Task instructions:
In the records below, find the line containing "Give me the", then copy that line and all lines after it, exactly, omitting every picture.
::::::::::
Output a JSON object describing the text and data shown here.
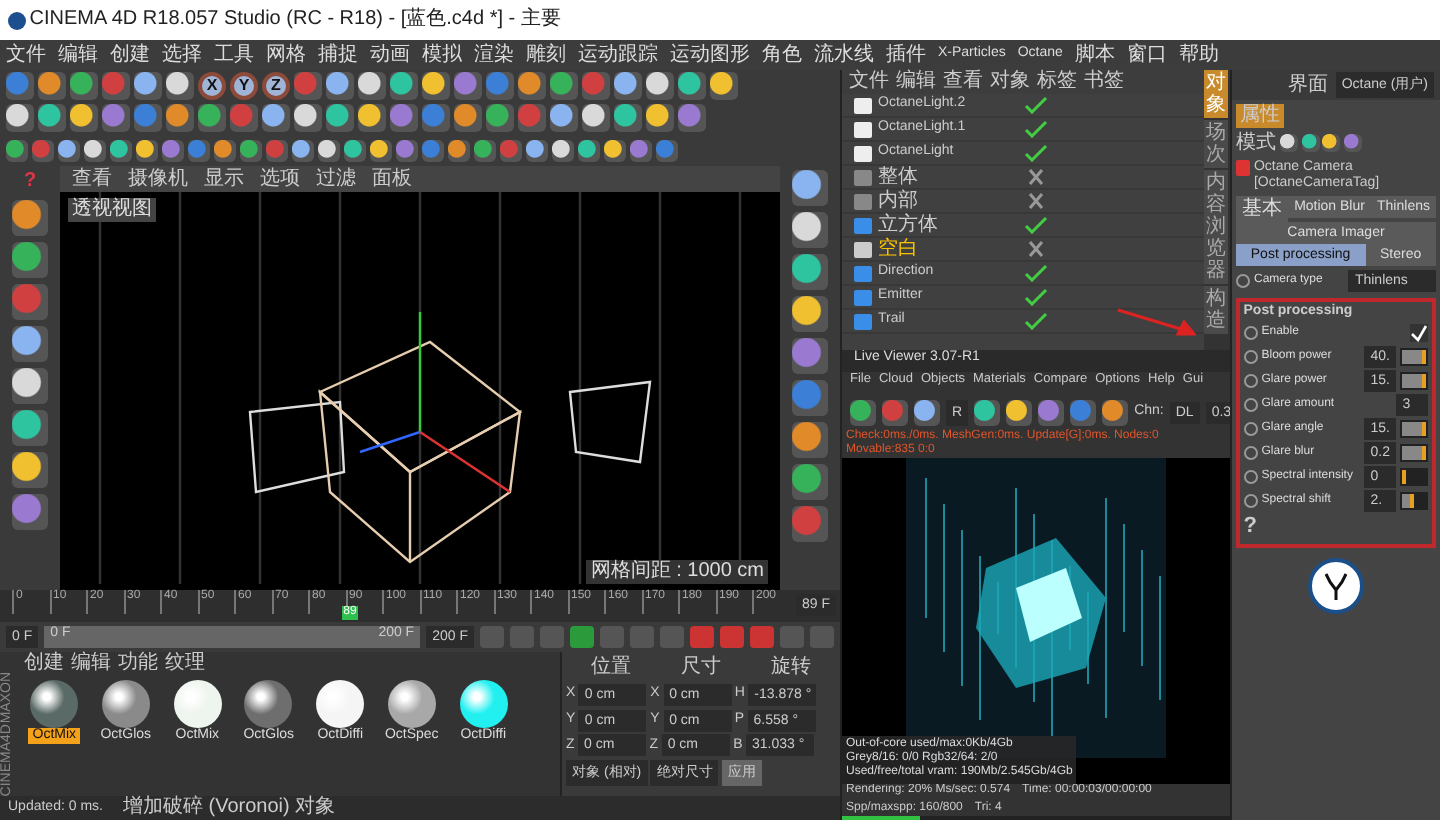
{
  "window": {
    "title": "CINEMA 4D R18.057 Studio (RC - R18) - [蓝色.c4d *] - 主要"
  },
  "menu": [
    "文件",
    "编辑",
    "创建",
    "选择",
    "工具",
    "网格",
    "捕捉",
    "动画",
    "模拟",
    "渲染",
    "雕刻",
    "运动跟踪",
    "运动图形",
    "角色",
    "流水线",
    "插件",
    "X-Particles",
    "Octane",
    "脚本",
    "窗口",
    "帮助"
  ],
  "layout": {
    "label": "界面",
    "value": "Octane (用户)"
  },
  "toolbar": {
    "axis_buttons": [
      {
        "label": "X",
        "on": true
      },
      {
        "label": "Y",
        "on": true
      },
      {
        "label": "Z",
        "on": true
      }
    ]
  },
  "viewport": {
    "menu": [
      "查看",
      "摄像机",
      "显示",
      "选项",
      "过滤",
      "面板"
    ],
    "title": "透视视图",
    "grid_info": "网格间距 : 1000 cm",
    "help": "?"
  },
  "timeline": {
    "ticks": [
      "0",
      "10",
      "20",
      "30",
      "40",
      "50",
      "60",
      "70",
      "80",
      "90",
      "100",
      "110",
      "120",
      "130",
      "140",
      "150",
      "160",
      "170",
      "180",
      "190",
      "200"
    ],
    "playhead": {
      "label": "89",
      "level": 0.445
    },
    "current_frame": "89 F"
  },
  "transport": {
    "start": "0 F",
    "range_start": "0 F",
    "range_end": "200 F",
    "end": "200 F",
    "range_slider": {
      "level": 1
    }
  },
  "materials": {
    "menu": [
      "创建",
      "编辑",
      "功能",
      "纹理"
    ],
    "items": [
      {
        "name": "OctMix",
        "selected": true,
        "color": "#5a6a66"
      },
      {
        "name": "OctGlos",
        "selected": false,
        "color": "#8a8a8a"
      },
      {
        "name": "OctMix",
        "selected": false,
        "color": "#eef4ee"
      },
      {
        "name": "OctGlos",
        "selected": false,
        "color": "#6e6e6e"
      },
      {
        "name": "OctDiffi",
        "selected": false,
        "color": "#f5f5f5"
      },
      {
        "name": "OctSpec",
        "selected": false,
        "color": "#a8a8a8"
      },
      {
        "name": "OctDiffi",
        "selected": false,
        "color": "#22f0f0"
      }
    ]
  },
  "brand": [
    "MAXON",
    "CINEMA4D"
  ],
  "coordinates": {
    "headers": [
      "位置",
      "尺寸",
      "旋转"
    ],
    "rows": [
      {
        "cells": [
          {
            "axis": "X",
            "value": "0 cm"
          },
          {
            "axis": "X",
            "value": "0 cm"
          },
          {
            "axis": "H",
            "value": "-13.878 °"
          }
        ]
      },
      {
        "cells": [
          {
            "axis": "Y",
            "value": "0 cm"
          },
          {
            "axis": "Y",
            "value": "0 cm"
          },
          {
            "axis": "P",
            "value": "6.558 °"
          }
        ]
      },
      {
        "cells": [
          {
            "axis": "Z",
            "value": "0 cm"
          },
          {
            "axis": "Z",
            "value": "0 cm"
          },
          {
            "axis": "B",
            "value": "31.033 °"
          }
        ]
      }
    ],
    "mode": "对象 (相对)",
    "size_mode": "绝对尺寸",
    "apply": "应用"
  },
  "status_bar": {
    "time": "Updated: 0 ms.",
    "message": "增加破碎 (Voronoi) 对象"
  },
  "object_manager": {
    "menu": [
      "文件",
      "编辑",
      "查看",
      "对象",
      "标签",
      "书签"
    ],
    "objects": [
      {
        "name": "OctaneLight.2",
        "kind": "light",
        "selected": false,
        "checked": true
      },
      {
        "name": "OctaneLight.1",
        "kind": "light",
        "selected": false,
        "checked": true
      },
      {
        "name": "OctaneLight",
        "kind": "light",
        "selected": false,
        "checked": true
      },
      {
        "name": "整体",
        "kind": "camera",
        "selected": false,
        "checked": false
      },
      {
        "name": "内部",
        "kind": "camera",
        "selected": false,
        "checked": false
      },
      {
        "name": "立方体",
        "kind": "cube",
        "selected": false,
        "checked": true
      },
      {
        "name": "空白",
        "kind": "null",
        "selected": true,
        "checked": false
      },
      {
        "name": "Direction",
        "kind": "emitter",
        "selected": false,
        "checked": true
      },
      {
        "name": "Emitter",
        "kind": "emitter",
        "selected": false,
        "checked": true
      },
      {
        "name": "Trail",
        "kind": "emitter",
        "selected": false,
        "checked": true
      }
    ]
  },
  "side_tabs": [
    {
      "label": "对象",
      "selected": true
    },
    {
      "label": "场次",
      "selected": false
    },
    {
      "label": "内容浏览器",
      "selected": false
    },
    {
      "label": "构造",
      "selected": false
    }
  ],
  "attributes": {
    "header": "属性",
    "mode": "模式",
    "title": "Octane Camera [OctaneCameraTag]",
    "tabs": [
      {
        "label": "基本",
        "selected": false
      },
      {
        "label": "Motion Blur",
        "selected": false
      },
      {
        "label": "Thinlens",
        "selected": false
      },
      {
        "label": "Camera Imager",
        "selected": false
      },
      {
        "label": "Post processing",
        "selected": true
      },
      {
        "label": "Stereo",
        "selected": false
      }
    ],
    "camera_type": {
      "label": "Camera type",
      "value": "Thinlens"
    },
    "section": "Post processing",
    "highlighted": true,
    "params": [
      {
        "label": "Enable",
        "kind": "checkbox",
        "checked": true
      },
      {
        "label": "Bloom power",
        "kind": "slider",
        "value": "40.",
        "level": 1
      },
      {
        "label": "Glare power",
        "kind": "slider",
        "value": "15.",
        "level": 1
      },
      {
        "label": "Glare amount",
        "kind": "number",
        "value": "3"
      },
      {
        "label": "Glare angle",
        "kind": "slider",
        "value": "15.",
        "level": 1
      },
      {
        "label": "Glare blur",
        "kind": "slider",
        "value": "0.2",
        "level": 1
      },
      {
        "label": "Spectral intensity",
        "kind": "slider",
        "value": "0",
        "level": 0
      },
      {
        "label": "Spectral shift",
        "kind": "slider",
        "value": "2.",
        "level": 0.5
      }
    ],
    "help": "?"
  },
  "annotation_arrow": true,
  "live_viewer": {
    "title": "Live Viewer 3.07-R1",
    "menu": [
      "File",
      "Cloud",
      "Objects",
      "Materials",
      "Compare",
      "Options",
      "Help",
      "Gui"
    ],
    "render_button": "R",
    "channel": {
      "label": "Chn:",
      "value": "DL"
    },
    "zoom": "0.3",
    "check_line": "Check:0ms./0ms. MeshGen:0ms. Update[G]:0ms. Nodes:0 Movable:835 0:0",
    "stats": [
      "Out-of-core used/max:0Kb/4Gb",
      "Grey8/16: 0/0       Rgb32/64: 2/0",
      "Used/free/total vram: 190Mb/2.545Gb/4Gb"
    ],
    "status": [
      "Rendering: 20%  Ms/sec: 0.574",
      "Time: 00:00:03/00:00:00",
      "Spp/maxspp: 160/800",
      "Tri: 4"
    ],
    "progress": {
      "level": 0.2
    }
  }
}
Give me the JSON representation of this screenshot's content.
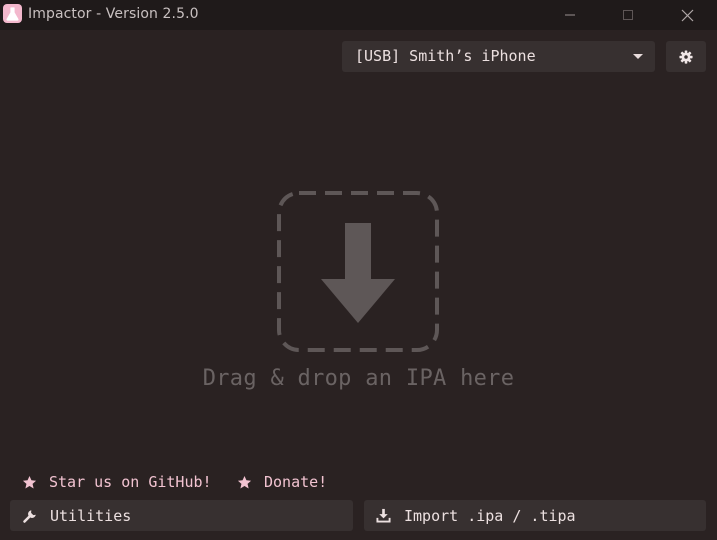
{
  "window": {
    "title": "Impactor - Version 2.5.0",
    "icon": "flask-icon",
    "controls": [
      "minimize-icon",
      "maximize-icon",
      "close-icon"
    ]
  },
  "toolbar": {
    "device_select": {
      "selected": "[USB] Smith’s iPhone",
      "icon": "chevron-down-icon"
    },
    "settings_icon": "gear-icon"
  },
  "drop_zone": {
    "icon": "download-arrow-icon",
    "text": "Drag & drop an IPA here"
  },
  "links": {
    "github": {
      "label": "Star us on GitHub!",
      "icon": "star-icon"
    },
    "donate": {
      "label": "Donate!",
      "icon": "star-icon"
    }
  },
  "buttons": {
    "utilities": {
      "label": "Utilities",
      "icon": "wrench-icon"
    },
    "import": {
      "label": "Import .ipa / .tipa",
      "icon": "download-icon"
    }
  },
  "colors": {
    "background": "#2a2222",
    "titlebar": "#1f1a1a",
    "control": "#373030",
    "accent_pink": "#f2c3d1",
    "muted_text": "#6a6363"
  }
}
::::::::::
Correct answer:
Give me the JSON representation of this screenshot's content.
{
  "window": {
    "title": "Impactor - Version 2.5.0",
    "icon": "flask-icon",
    "controls": [
      "minimize-icon",
      "maximize-icon",
      "close-icon"
    ]
  },
  "toolbar": {
    "device_select": {
      "selected": "[USB] Smith’s iPhone",
      "icon": "chevron-down-icon"
    },
    "settings_icon": "gear-icon"
  },
  "drop_zone": {
    "icon": "download-arrow-icon",
    "text": "Drag & drop an IPA here"
  },
  "links": {
    "github": {
      "label": "Star us on GitHub!",
      "icon": "star-icon"
    },
    "donate": {
      "label": "Donate!",
      "icon": "star-icon"
    }
  },
  "buttons": {
    "utilities": {
      "label": "Utilities",
      "icon": "wrench-icon"
    },
    "import": {
      "label": "Import .ipa / .tipa",
      "icon": "download-icon"
    }
  },
  "colors": {
    "background": "#2a2222",
    "titlebar": "#1f1a1a",
    "control": "#373030",
    "accent_pink": "#f2c3d1",
    "muted_text": "#6a6363"
  }
}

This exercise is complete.